SHORT TASK: Exactly reproduce each line of the listing that follows.

SOURCE RECORDS:
++++++

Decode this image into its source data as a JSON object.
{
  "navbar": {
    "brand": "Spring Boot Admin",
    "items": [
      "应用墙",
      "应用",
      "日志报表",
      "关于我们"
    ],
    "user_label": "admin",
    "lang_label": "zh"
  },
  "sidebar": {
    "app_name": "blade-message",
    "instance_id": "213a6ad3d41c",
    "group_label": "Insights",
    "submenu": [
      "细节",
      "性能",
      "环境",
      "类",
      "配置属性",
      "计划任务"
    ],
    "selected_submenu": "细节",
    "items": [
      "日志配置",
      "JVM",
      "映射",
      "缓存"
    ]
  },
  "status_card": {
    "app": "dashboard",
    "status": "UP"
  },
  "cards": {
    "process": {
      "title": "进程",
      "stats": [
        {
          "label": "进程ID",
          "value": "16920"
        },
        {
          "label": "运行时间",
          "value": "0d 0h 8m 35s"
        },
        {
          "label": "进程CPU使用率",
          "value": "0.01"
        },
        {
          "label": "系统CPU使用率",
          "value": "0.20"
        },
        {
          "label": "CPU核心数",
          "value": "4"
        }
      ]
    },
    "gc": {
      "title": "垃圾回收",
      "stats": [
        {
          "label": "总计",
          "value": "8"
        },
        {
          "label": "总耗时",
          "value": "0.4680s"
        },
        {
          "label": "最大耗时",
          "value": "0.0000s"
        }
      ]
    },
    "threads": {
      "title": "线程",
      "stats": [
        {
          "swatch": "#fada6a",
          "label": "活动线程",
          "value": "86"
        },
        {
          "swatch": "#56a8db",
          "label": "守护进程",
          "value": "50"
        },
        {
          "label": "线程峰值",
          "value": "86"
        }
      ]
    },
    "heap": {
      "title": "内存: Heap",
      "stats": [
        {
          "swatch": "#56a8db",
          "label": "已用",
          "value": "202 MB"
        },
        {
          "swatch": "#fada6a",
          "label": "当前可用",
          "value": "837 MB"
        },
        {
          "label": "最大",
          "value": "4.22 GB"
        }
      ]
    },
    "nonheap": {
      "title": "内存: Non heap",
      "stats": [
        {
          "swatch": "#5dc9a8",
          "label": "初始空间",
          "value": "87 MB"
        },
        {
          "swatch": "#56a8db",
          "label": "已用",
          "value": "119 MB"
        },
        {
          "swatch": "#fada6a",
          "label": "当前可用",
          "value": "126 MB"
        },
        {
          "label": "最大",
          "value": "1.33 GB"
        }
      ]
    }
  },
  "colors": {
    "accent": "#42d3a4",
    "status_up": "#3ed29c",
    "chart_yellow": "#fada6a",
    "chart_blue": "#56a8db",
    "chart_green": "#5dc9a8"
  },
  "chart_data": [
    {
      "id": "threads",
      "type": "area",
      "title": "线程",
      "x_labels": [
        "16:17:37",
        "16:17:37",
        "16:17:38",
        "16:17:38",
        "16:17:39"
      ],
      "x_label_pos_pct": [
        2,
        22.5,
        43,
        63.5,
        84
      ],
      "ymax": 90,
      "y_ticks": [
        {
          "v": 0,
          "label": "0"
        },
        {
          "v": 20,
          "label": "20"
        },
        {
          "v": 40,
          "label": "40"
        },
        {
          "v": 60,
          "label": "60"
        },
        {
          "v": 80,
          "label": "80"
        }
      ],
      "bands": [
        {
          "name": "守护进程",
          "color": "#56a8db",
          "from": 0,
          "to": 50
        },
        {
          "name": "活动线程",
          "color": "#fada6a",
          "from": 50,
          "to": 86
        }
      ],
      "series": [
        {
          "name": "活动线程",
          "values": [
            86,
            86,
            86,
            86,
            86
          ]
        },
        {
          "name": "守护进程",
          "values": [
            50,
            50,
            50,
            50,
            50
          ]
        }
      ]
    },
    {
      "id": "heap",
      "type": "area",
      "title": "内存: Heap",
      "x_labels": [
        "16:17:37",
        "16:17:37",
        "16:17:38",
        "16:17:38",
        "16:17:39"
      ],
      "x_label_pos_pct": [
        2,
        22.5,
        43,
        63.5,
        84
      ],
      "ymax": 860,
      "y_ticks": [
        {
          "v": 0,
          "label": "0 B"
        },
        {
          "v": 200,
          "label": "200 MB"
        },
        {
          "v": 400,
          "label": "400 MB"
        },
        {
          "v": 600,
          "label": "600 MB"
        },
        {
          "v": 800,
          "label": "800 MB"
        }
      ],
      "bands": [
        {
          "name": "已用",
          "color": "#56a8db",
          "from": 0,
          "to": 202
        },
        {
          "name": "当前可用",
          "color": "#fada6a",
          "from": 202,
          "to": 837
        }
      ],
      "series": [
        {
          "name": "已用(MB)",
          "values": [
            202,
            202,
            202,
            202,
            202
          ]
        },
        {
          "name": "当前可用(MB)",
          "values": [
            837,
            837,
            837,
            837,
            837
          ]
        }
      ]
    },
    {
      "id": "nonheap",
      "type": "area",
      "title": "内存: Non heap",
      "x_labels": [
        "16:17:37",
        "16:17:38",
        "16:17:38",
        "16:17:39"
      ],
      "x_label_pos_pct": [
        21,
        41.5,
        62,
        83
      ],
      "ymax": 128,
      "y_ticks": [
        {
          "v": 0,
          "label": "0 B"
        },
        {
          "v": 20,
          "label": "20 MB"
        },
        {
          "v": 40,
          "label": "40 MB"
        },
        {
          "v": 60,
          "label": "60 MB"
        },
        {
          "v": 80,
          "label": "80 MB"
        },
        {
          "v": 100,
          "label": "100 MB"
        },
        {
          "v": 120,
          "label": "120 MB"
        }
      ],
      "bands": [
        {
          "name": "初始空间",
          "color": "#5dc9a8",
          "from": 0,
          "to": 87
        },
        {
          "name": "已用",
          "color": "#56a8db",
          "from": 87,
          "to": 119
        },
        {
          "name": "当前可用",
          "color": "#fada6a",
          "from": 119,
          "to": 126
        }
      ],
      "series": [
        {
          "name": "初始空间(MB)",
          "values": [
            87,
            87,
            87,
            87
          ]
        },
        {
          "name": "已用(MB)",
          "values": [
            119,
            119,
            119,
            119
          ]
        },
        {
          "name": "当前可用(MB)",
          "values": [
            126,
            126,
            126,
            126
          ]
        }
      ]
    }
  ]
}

++++++

EXERCISE SOLUTION:
Decode this image into its source data as a JSON object.
{
  "navbar": {
    "brand": "Spring Boot Admin",
    "items": [
      "应用墙",
      "应用",
      "日志报表",
      "关于我们"
    ],
    "user_label": "admin",
    "lang_label": "zh"
  },
  "sidebar": {
    "app_name": "blade-message",
    "instance_id": "213a6ad3d41c",
    "group_label": "Insights",
    "submenu": [
      "细节",
      "性能",
      "环境",
      "类",
      "配置属性",
      "计划任务"
    ],
    "selected_submenu": "细节",
    "items": [
      "日志配置",
      "JVM",
      "映射",
      "缓存"
    ]
  },
  "status_card": {
    "app": "dashboard",
    "status": "UP"
  },
  "cards": {
    "process": {
      "title": "进程",
      "stats": [
        {
          "label": "进程ID",
          "value": "16920"
        },
        {
          "label": "运行时间",
          "value": "0d 0h 8m 35s"
        },
        {
          "label": "进程CPU使用率",
          "value": "0.01"
        },
        {
          "label": "系统CPU使用率",
          "value": "0.20"
        },
        {
          "label": "CPU核心数",
          "value": "4"
        }
      ]
    },
    "gc": {
      "title": "垃圾回收",
      "stats": [
        {
          "label": "总计",
          "value": "8"
        },
        {
          "label": "总耗时",
          "value": "0.4680s"
        },
        {
          "label": "最大耗时",
          "value": "0.0000s"
        }
      ]
    },
    "threads": {
      "title": "线程",
      "stats": [
        {
          "swatch": "#fada6a",
          "label": "活动线程",
          "value": "86"
        },
        {
          "swatch": "#56a8db",
          "label": "守护进程",
          "value": "50"
        },
        {
          "label": "线程峰值",
          "value": "86"
        }
      ]
    },
    "heap": {
      "title": "内存: Heap",
      "stats": [
        {
          "swatch": "#56a8db",
          "label": "已用",
          "value": "202 MB"
        },
        {
          "swatch": "#fada6a",
          "label": "当前可用",
          "value": "837 MB"
        },
        {
          "label": "最大",
          "value": "4.22 GB"
        }
      ]
    },
    "nonheap": {
      "title": "内存: Non heap",
      "stats": [
        {
          "swatch": "#5dc9a8",
          "label": "初始空间",
          "value": "87 MB"
        },
        {
          "swatch": "#56a8db",
          "label": "已用",
          "value": "119 MB"
        },
        {
          "swatch": "#fada6a",
          "label": "当前可用",
          "value": "126 MB"
        },
        {
          "label": "最大",
          "value": "1.33 GB"
        }
      ]
    }
  },
  "colors": {
    "accent": "#42d3a4",
    "status_up": "#3ed29c",
    "chart_yellow": "#fada6a",
    "chart_blue": "#56a8db",
    "chart_green": "#5dc9a8"
  },
  "chart_data": [
    {
      "id": "threads",
      "type": "area",
      "title": "线程",
      "x_labels": [
        "16:17:37",
        "16:17:37",
        "16:17:38",
        "16:17:38",
        "16:17:39"
      ],
      "x_label_pos_pct": [
        2,
        22.5,
        43,
        63.5,
        84
      ],
      "ymax": 90,
      "y_ticks": [
        {
          "v": 0,
          "label": "0"
        },
        {
          "v": 20,
          "label": "20"
        },
        {
          "v": 40,
          "label": "40"
        },
        {
          "v": 60,
          "label": "60"
        },
        {
          "v": 80,
          "label": "80"
        }
      ],
      "bands": [
        {
          "name": "守护进程",
          "color": "#56a8db",
          "from": 0,
          "to": 50
        },
        {
          "name": "活动线程",
          "color": "#fada6a",
          "from": 50,
          "to": 86
        }
      ],
      "series": [
        {
          "name": "活动线程",
          "values": [
            86,
            86,
            86,
            86,
            86
          ]
        },
        {
          "name": "守护进程",
          "values": [
            50,
            50,
            50,
            50,
            50
          ]
        }
      ]
    },
    {
      "id": "heap",
      "type": "area",
      "title": "内存: Heap",
      "x_labels": [
        "16:17:37",
        "16:17:37",
        "16:17:38",
        "16:17:38",
        "16:17:39"
      ],
      "x_label_pos_pct": [
        2,
        22.5,
        43,
        63.5,
        84
      ],
      "ymax": 860,
      "y_ticks": [
        {
          "v": 0,
          "label": "0 B"
        },
        {
          "v": 200,
          "label": "200 MB"
        },
        {
          "v": 400,
          "label": "400 MB"
        },
        {
          "v": 600,
          "label": "600 MB"
        },
        {
          "v": 800,
          "label": "800 MB"
        }
      ],
      "bands": [
        {
          "name": "已用",
          "color": "#56a8db",
          "from": 0,
          "to": 202
        },
        {
          "name": "当前可用",
          "color": "#fada6a",
          "from": 202,
          "to": 837
        }
      ],
      "series": [
        {
          "name": "已用(MB)",
          "values": [
            202,
            202,
            202,
            202,
            202
          ]
        },
        {
          "name": "当前可用(MB)",
          "values": [
            837,
            837,
            837,
            837,
            837
          ]
        }
      ]
    },
    {
      "id": "nonheap",
      "type": "area",
      "title": "内存: Non heap",
      "x_labels": [
        "16:17:37",
        "16:17:38",
        "16:17:38",
        "16:17:39"
      ],
      "x_label_pos_pct": [
        21,
        41.5,
        62,
        83
      ],
      "ymax": 128,
      "y_ticks": [
        {
          "v": 0,
          "label": "0 B"
        },
        {
          "v": 20,
          "label": "20 MB"
        },
        {
          "v": 40,
          "label": "40 MB"
        },
        {
          "v": 60,
          "label": "60 MB"
        },
        {
          "v": 80,
          "label": "80 MB"
        },
        {
          "v": 100,
          "label": "100 MB"
        },
        {
          "v": 120,
          "label": "120 MB"
        }
      ],
      "bands": [
        {
          "name": "初始空间",
          "color": "#5dc9a8",
          "from": 0,
          "to": 87
        },
        {
          "name": "已用",
          "color": "#56a8db",
          "from": 87,
          "to": 119
        },
        {
          "name": "当前可用",
          "color": "#fada6a",
          "from": 119,
          "to": 126
        }
      ],
      "series": [
        {
          "name": "初始空间(MB)",
          "values": [
            87,
            87,
            87,
            87
          ]
        },
        {
          "name": "已用(MB)",
          "values": [
            119,
            119,
            119,
            119
          ]
        },
        {
          "name": "当前可用(MB)",
          "values": [
            126,
            126,
            126,
            126
          ]
        }
      ]
    }
  ]
}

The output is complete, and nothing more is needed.